━━━━━ Available records
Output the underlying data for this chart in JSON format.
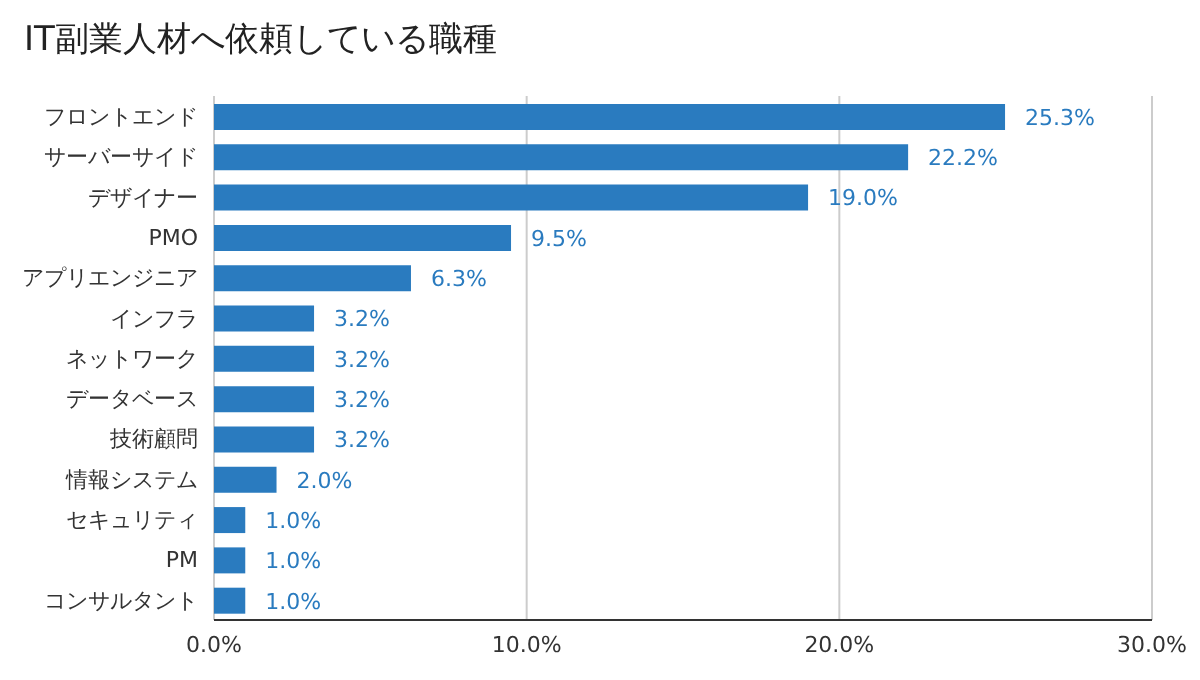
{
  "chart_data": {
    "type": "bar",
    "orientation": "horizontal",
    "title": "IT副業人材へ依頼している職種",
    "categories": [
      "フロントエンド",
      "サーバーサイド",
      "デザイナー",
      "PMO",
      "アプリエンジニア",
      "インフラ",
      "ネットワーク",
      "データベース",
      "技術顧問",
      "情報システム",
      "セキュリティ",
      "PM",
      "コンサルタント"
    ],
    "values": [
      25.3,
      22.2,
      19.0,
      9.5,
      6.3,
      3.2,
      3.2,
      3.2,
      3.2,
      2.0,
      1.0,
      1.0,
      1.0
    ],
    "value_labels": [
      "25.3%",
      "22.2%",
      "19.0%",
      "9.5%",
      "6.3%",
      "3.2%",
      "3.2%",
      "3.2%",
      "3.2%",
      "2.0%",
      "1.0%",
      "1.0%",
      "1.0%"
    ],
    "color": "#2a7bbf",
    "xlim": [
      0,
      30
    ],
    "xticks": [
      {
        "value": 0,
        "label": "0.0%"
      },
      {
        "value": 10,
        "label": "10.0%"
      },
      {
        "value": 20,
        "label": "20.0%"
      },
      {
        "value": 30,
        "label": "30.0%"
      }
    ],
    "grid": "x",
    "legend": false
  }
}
━━━━━━━━━━
Output each line exactly; omit every picture.

> [Solution to the exercise]:
Output the underlying data for this chart in JSON format.
{
  "chart_data": {
    "type": "bar",
    "orientation": "horizontal",
    "title": "IT副業人材へ依頼している職種",
    "categories": [
      "フロントエンド",
      "サーバーサイド",
      "デザイナー",
      "PMO",
      "アプリエンジニア",
      "インフラ",
      "ネットワーク",
      "データベース",
      "技術顧問",
      "情報システム",
      "セキュリティ",
      "PM",
      "コンサルタント"
    ],
    "values": [
      25.3,
      22.2,
      19.0,
      9.5,
      6.3,
      3.2,
      3.2,
      3.2,
      3.2,
      2.0,
      1.0,
      1.0,
      1.0
    ],
    "value_labels": [
      "25.3%",
      "22.2%",
      "19.0%",
      "9.5%",
      "6.3%",
      "3.2%",
      "3.2%",
      "3.2%",
      "3.2%",
      "2.0%",
      "1.0%",
      "1.0%",
      "1.0%"
    ],
    "color": "#2a7bbf",
    "xlim": [
      0,
      30
    ],
    "xticks": [
      {
        "value": 0,
        "label": "0.0%"
      },
      {
        "value": 10,
        "label": "10.0%"
      },
      {
        "value": 20,
        "label": "20.0%"
      },
      {
        "value": 30,
        "label": "30.0%"
      }
    ],
    "grid": "x",
    "legend": false
  }
}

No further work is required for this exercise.